WORK TO DO: Pick out every line in the data below that holds "considered".

EXCERPTED RECORDS:
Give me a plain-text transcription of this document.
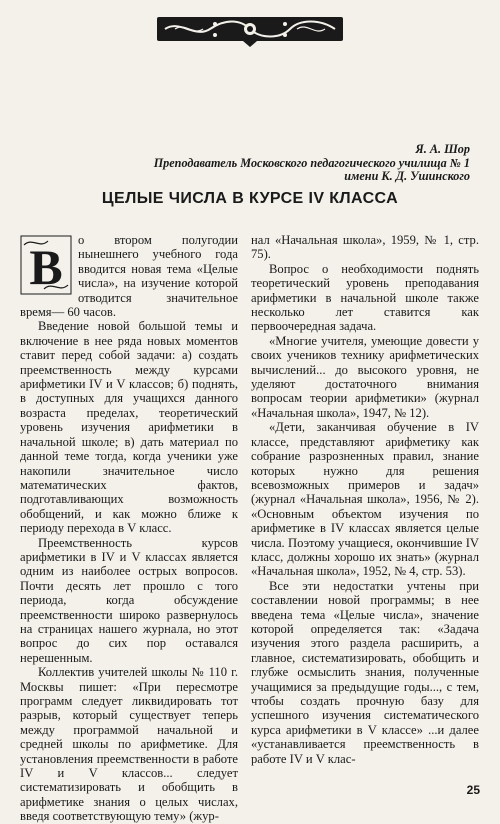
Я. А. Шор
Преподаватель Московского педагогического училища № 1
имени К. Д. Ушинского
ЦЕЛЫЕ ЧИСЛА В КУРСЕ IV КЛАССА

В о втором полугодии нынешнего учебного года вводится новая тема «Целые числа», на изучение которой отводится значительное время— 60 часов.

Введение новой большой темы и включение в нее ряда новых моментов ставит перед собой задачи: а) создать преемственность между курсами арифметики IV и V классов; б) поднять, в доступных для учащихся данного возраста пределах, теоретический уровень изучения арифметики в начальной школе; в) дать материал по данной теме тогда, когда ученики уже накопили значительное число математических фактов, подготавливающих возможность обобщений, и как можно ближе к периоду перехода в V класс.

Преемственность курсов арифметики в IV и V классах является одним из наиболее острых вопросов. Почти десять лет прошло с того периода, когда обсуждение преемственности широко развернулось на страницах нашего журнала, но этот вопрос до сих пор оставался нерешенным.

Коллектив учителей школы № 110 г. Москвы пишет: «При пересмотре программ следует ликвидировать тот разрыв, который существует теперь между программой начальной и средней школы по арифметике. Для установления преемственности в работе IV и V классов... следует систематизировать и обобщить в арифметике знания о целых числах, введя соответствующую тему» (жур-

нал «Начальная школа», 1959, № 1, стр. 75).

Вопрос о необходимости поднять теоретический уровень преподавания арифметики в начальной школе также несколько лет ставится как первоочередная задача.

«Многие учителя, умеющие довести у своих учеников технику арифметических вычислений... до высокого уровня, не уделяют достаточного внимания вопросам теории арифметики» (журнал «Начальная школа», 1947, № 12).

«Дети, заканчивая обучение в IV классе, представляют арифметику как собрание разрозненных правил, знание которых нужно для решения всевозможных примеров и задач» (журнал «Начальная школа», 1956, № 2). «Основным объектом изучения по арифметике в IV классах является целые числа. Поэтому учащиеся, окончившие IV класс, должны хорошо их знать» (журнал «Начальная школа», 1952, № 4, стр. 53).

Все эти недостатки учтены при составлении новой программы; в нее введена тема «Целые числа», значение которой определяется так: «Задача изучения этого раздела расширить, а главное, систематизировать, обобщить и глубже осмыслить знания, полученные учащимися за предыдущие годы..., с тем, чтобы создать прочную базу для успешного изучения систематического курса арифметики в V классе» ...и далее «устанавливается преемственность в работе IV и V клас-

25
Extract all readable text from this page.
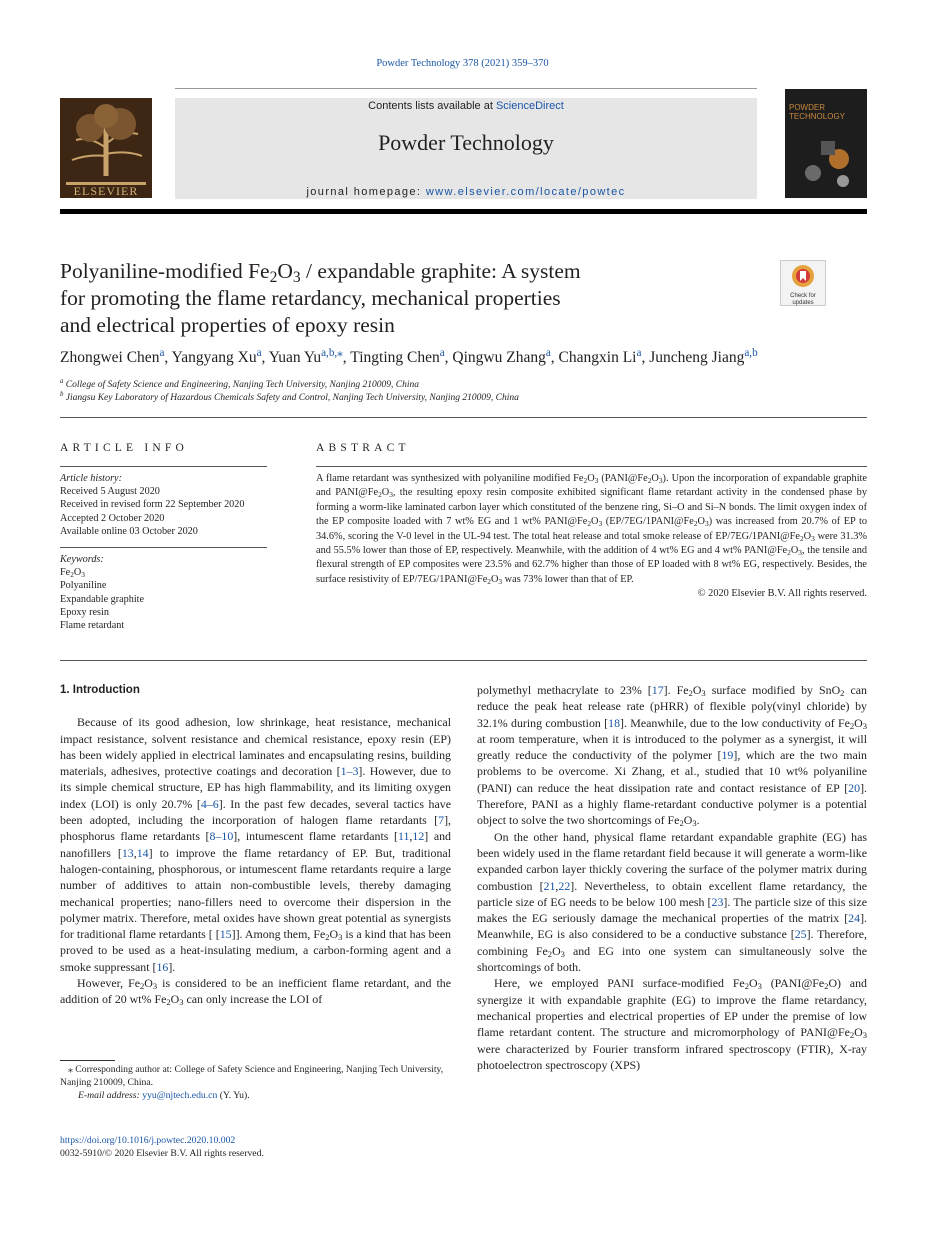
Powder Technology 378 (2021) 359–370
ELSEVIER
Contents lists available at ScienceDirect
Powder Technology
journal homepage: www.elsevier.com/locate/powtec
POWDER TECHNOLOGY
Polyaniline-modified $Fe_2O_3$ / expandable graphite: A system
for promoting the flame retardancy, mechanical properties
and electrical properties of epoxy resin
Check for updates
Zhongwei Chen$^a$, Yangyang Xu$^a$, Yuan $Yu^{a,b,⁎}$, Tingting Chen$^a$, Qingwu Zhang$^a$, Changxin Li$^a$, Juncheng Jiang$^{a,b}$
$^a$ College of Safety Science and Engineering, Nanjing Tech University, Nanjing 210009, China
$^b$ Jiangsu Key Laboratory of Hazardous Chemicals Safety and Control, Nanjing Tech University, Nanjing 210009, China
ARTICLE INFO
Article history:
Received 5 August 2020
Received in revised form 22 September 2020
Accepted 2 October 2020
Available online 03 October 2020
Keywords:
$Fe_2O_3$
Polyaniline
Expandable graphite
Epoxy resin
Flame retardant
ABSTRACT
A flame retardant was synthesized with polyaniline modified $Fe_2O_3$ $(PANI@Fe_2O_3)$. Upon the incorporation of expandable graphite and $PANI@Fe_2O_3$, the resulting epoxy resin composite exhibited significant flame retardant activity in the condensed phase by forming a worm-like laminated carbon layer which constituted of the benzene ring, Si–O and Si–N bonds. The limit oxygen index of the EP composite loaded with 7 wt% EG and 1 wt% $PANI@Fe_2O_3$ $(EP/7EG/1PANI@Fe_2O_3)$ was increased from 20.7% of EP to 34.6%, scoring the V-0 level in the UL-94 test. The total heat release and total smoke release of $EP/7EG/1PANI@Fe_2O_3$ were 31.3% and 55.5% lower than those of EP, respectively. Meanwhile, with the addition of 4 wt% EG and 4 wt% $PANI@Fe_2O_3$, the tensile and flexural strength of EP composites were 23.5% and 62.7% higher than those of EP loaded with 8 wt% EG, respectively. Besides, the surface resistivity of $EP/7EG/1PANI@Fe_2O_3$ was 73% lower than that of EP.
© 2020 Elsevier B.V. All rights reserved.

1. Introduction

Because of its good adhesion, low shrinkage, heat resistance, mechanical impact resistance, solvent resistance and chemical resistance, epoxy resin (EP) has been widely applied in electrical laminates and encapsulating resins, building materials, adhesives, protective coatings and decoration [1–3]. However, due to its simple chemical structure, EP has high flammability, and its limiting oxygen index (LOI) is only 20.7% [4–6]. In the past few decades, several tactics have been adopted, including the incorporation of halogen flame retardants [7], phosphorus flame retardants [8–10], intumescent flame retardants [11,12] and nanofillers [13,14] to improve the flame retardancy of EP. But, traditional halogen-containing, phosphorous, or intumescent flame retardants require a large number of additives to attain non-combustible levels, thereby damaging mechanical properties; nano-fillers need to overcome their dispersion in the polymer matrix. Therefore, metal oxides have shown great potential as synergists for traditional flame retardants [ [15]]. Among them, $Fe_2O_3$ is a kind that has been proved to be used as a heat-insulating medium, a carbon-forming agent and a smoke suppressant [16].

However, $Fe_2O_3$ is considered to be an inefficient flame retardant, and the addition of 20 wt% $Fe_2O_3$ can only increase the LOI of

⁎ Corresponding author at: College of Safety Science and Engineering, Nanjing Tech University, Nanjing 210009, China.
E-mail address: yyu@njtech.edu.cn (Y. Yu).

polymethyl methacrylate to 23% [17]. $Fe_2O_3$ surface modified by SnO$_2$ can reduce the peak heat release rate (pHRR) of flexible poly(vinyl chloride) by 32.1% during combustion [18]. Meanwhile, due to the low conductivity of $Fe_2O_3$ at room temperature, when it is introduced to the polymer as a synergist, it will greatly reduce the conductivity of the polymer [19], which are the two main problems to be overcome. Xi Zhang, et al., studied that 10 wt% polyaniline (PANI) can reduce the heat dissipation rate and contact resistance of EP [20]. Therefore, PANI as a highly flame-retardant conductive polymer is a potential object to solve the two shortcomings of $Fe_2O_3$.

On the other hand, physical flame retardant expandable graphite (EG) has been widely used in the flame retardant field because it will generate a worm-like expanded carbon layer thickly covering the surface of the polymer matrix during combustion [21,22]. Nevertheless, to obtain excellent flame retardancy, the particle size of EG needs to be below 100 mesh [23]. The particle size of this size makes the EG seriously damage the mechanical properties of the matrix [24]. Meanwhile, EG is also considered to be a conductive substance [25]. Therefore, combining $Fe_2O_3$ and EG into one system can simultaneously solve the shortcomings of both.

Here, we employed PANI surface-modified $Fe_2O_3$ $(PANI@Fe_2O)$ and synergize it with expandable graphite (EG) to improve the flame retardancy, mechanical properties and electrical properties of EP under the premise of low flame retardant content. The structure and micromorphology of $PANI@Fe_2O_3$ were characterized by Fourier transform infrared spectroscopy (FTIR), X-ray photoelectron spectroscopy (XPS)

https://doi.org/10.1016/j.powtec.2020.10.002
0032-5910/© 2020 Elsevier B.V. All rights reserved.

* * *

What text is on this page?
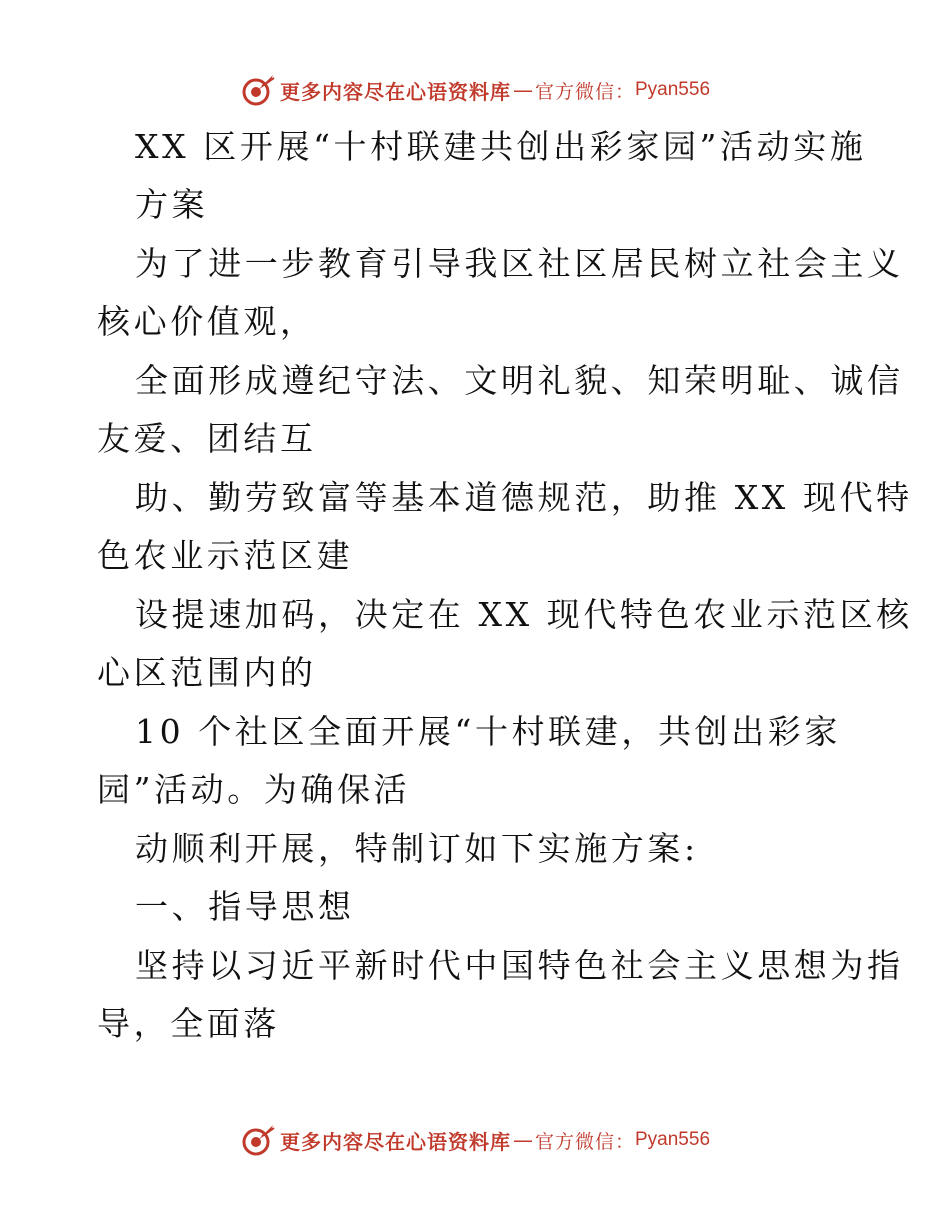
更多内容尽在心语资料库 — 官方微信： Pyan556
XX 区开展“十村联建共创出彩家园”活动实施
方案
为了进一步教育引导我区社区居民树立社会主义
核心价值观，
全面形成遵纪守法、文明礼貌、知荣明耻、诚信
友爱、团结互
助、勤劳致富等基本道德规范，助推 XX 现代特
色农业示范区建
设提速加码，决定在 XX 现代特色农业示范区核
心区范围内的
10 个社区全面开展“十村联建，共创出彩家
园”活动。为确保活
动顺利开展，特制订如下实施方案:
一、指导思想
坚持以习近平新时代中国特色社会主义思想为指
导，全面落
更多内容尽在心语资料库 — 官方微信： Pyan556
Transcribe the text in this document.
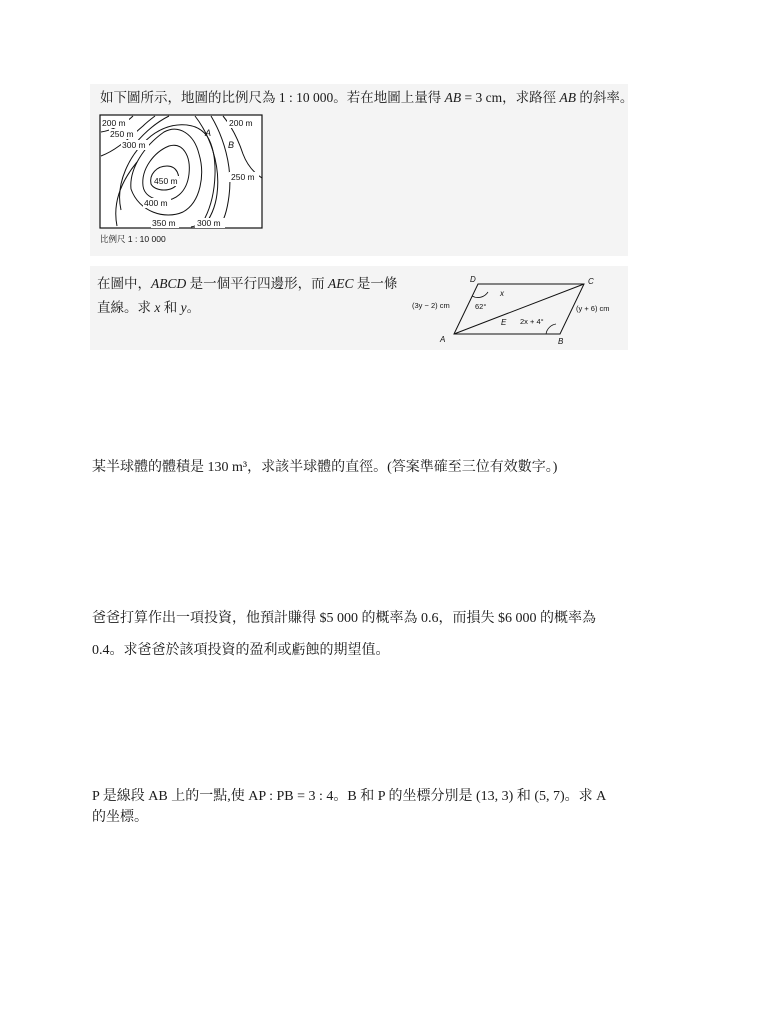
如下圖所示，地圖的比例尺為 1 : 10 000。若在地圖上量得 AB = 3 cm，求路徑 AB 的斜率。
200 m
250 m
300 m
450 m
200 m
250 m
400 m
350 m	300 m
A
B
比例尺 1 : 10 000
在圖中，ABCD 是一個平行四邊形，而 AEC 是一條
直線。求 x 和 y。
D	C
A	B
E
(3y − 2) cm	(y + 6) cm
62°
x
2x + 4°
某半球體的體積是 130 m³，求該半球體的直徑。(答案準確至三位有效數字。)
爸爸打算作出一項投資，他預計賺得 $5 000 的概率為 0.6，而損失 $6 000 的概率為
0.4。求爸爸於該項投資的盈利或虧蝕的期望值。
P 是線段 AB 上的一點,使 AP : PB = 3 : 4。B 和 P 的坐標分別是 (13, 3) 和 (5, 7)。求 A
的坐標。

==

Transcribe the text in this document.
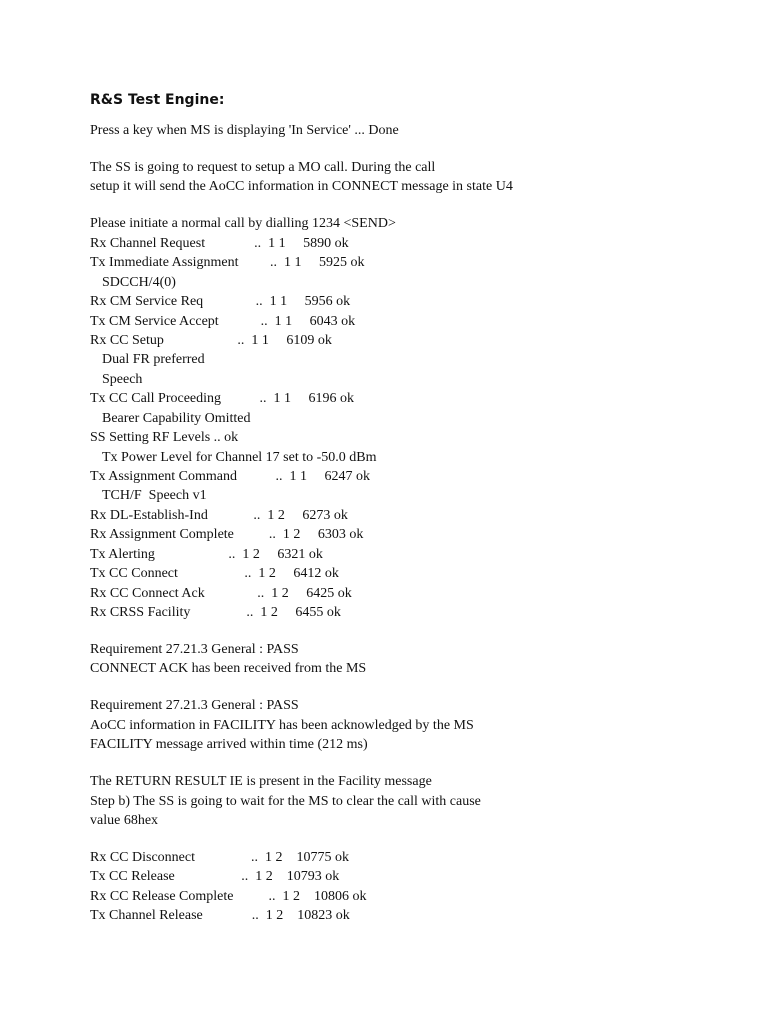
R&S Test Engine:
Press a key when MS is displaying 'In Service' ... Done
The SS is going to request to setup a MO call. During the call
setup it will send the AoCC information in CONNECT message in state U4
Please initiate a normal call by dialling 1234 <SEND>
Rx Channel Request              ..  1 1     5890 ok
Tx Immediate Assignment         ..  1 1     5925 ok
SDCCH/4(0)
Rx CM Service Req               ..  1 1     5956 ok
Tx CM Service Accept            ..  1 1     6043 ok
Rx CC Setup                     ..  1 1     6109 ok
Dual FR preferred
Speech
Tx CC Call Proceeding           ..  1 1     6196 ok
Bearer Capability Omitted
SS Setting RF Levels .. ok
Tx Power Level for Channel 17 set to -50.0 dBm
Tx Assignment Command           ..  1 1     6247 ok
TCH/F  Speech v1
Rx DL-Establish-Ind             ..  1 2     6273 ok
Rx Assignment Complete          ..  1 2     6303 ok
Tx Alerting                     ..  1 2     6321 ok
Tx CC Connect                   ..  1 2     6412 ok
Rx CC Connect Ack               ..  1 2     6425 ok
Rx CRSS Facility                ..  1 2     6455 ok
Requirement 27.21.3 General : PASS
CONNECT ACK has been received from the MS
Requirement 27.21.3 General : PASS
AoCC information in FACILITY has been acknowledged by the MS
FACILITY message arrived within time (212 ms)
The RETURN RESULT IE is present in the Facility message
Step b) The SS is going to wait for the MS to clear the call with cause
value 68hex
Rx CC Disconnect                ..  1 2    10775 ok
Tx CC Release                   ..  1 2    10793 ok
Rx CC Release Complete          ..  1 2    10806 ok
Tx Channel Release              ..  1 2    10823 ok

THE SOLUTION:
However, $Fe_2O_3$ is considered to be an inefficient flame retardant, and the addition of 20 wt% $Fe_2O_3$ can only increase the LOI of
On the other hand, physical flame retardant expandable graphite (EG) has been widely used in the flame retardant field because it will generate a worm-like expanded carbon layer thickly covering the surface of the polymer matrix during combustion [21,22]. Nevertheless, to obtain excellent flame retardancy, the particle size of EG needs to be below 100 mesh [23]. The particle size of this size makes the EG seriously damage the mechanical properties of the matrix [24]. Meanwhile, EG is also considered to be a conductive substance [25]. Therefore, combining $Fe_2O_3$ and EG into one system can simultaneously solve the shortcomings of both.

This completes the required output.